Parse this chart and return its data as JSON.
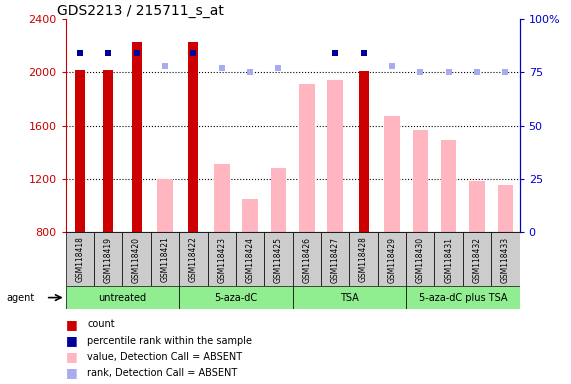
{
  "title": "GDS2213 / 215711_s_at",
  "samples": [
    "GSM118418",
    "GSM118419",
    "GSM118420",
    "GSM118421",
    "GSM118422",
    "GSM118423",
    "GSM118424",
    "GSM118425",
    "GSM118426",
    "GSM118427",
    "GSM118428",
    "GSM118429",
    "GSM118430",
    "GSM118431",
    "GSM118432",
    "GSM118433"
  ],
  "count_values": [
    2020,
    2020,
    2230,
    null,
    2230,
    null,
    null,
    null,
    null,
    null,
    2010,
    null,
    null,
    null,
    null,
    null
  ],
  "count_present": [
    true,
    true,
    true,
    false,
    true,
    false,
    false,
    false,
    false,
    false,
    true,
    false,
    false,
    false,
    false,
    false
  ],
  "value_absent": [
    null,
    null,
    null,
    1200,
    null,
    1310,
    1050,
    1280,
    1910,
    1940,
    null,
    1670,
    1570,
    1490,
    1185,
    1155
  ],
  "rank_present_values": [
    84,
    84,
    84,
    null,
    84,
    null,
    null,
    null,
    null,
    84,
    84,
    null,
    null,
    null,
    null,
    null
  ],
  "rank_present": [
    true,
    true,
    true,
    false,
    true,
    false,
    false,
    false,
    false,
    true,
    true,
    false,
    false,
    false,
    false,
    false
  ],
  "rank_absent_values": [
    null,
    null,
    null,
    78,
    null,
    77,
    75,
    77,
    null,
    null,
    null,
    78,
    75,
    75,
    75,
    75
  ],
  "rank_absent": [
    false,
    false,
    false,
    true,
    false,
    true,
    true,
    true,
    false,
    false,
    false,
    true,
    true,
    true,
    true,
    true
  ],
  "ylim_left": [
    800,
    2400
  ],
  "ylim_right": [
    0,
    100
  ],
  "yticks_left": [
    800,
    1200,
    1600,
    2000,
    2400
  ],
  "yticks_right": [
    0,
    25,
    50,
    75,
    100
  ],
  "agent_groups": [
    {
      "label": "untreated",
      "start": 0,
      "end": 4
    },
    {
      "label": "5-aza-dC",
      "start": 4,
      "end": 8
    },
    {
      "label": "TSA",
      "start": 8,
      "end": 12
    },
    {
      "label": "5-aza-dC plus TSA",
      "start": 12,
      "end": 16
    }
  ],
  "count_color": "#CC0000",
  "value_absent_color": "#FFB6C1",
  "rank_present_color": "#000099",
  "rank_absent_color": "#AAAAEE",
  "bg_color": "#FFFFFF",
  "axis_label_color_left": "#CC0000",
  "axis_label_color_right": "#0000CC",
  "grid_color": "#000000",
  "agent_color": "#90EE90",
  "label_bg_color": "#CCCCCC"
}
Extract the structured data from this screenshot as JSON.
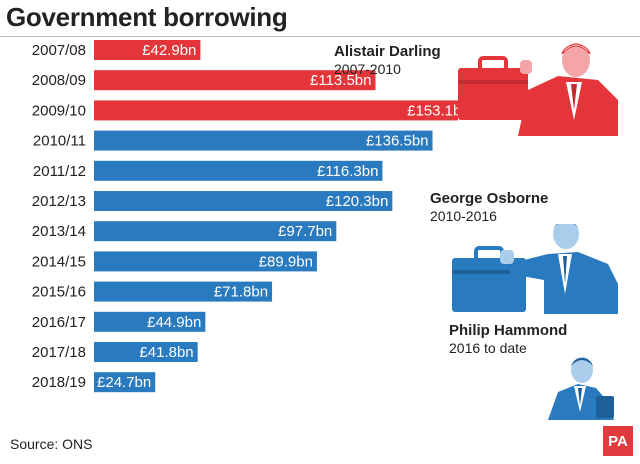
{
  "title": "Government borrowing",
  "source": "Source: ONS",
  "logo": "PA",
  "colors": {
    "labour": "#e4353a",
    "conservative": "#2a7ac0"
  },
  "people": [
    {
      "name": "Alistair Darling",
      "term": "2007-2010"
    },
    {
      "name": "George Osborne",
      "term": "2010-2016"
    },
    {
      "name": "Philip Hammond",
      "term": "2016 to date"
    }
  ],
  "chart_data": {
    "type": "bar",
    "orientation": "horizontal",
    "title": "Government borrowing",
    "categories": [
      "2007/08",
      "2008/09",
      "2009/10",
      "2010/11",
      "2011/12",
      "2012/13",
      "2013/14",
      "2014/15",
      "2015/16",
      "2016/17",
      "2017/18",
      "2018/19"
    ],
    "values": [
      42.9,
      113.5,
      153.1,
      136.5,
      116.3,
      120.3,
      97.7,
      89.9,
      71.8,
      44.9,
      41.8,
      24.7
    ],
    "labels": [
      "£42.9bn",
      "£113.5bn",
      "£153.1bn",
      "£136.5bn",
      "£116.3bn",
      "£120.3bn",
      "£97.7bn",
      "£89.9bn",
      "£71.8bn",
      "£44.9bn",
      "£41.8bn",
      "£24.7bn"
    ],
    "bar_colors": [
      "#e4353a",
      "#e4353a",
      "#e4353a",
      "#2a7ac0",
      "#2a7ac0",
      "#2a7ac0",
      "#2a7ac0",
      "#2a7ac0",
      "#2a7ac0",
      "#2a7ac0",
      "#2a7ac0",
      "#2a7ac0"
    ],
    "xlabel": "",
    "ylabel": "",
    "xlim": [
      0,
      160
    ]
  }
}
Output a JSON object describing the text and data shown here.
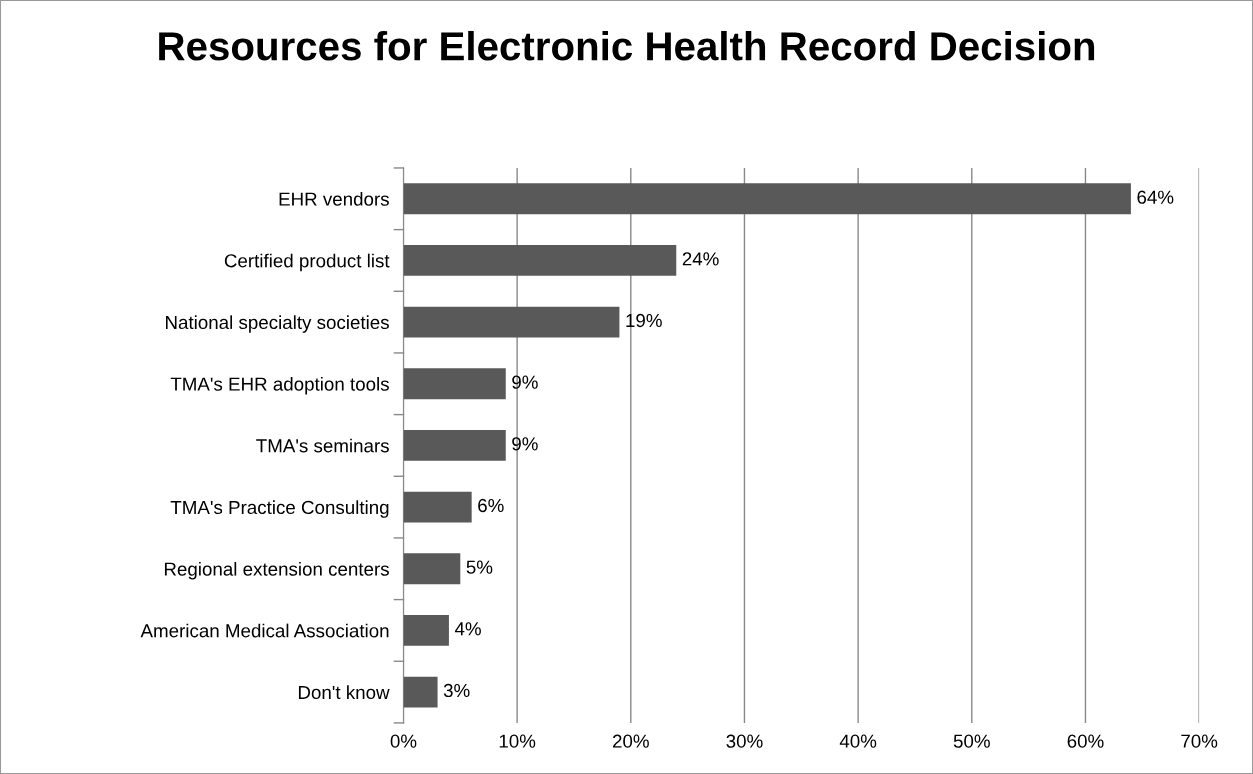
{
  "chart_data": {
    "type": "bar",
    "orientation": "horizontal",
    "title": "Resources for Electronic Health Record Decision",
    "categories": [
      "EHR vendors",
      "Certified product list",
      "National specialty societies",
      "TMA's EHR adoption tools",
      "TMA's seminars",
      "TMA's Practice Consulting",
      "Regional extension centers",
      "American Medical Association",
      "Don't know"
    ],
    "values": [
      64,
      24,
      19,
      9,
      9,
      6,
      5,
      4,
      3
    ],
    "value_labels": [
      "64%",
      "24%",
      "19%",
      "9%",
      "9%",
      "6%",
      "5%",
      "4%",
      "3%"
    ],
    "color": "#595959",
    "xlim": [
      0,
      70
    ],
    "xticks": [
      {
        "value": 0,
        "label": "0%"
      },
      {
        "value": 10,
        "label": "10%"
      },
      {
        "value": 20,
        "label": "20%"
      },
      {
        "value": 30,
        "label": "30%"
      },
      {
        "value": 40,
        "label": "40%"
      },
      {
        "value": 50,
        "label": "50%"
      },
      {
        "value": 60,
        "label": "60%"
      },
      {
        "value": 70,
        "label": "70%"
      }
    ],
    "grid": "x",
    "legend": false
  }
}
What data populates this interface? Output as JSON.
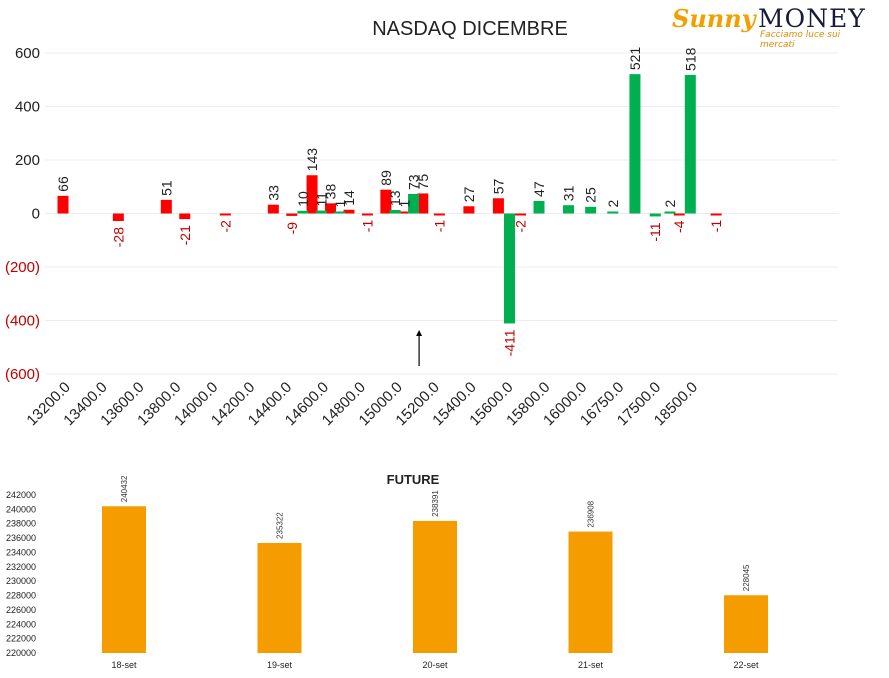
{
  "logo": {
    "brand_part1": "Sunny",
    "brand_part2": "MONEY",
    "tagline": "Facciamo luce sui mercati"
  },
  "colors": {
    "positive": "#00b050",
    "negative": "#ff0000",
    "negative_text": "#c00000",
    "future_bar": "#f59c00"
  },
  "chart_data": [
    {
      "type": "bar",
      "title": "NASDAQ DICEMBRE",
      "y_ticks": [
        "600",
        "400",
        "200",
        "0",
        "(200)",
        "(400)",
        "(600)"
      ],
      "ylim": [
        -600,
        600
      ],
      "categories": [
        "13200.0",
        "13400.0",
        "13600.0",
        "13800.0",
        "14000.0",
        "14200.0",
        "14400.0",
        "14600.0",
        "14800.0",
        "15000.0",
        "15200.0",
        "15400.0",
        "15600.0",
        "15800.0",
        "16000.0",
        "16750.0",
        "17500.0",
        "18500.0"
      ],
      "series": [
        {
          "color": "red",
          "points": [
            {
              "x": 0.0,
              "y": 66
            },
            {
              "x": 1.5,
              "y": -28
            },
            {
              "x": 2.8,
              "y": 51
            },
            {
              "x": 3.3,
              "y": -21
            },
            {
              "x": 4.4,
              "y": -2
            },
            {
              "x": 5.7,
              "y": 33
            },
            {
              "x": 6.2,
              "y": -9
            },
            {
              "x": 6.75,
              "y": 143
            },
            {
              "x": 7.25,
              "y": 38
            },
            {
              "x": 7.75,
              "y": 14
            },
            {
              "x": 8.25,
              "y": -1
            },
            {
              "x": 8.75,
              "y": 89
            },
            {
              "x": 9.25,
              "y": 1
            },
            {
              "x": 9.75,
              "y": 75
            },
            {
              "x": 10.2,
              "y": -1
            },
            {
              "x": 11.0,
              "y": 27
            },
            {
              "x": 11.8,
              "y": 57
            },
            {
              "x": 12.4,
              "y": -2
            },
            {
              "x": 16.7,
              "y": -4
            },
            {
              "x": 17.7,
              "y": -1
            }
          ]
        },
        {
          "color": "green",
          "points": [
            {
              "x": 6.5,
              "y": 10
            },
            {
              "x": 7.0,
              "y": 11
            },
            {
              "x": 7.5,
              "y": 1
            },
            {
              "x": 9.0,
              "y": 13
            },
            {
              "x": 9.5,
              "y": 73
            },
            {
              "x": 12.1,
              "y": -411
            },
            {
              "x": 12.9,
              "y": 47
            },
            {
              "x": 13.7,
              "y": 31
            },
            {
              "x": 14.3,
              "y": 25
            },
            {
              "x": 14.9,
              "y": 2
            },
            {
              "x": 15.5,
              "y": 521
            },
            {
              "x": 16.05,
              "y": -11
            },
            {
              "x": 16.45,
              "y": 2
            },
            {
              "x": 17.0,
              "y": 518
            }
          ]
        }
      ],
      "annotation_arrow_x": 9.65
    },
    {
      "type": "bar",
      "title": "FUTURE",
      "categories": [
        "18-set",
        "19-set",
        "20-set",
        "21-set",
        "22-set"
      ],
      "values": [
        240432,
        235322,
        238391,
        236908,
        228045
      ],
      "ylim": [
        220000,
        242000
      ],
      "y_ticks": [
        "242000",
        "240000",
        "238000",
        "236000",
        "234000",
        "232000",
        "230000",
        "228000",
        "226000",
        "224000",
        "222000",
        "220000"
      ]
    }
  ]
}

GIVEN INSTRUCTION >> Go through the records and gather the lines that hold "JSON".

ANSWER TO THIS PROBLEM >>
Parse this chart and return its data as JSON.
Extract the structured data from this screenshot as JSON.
Output a JSON object describing the text and data shown here.
What data populates this interface? Output as JSON.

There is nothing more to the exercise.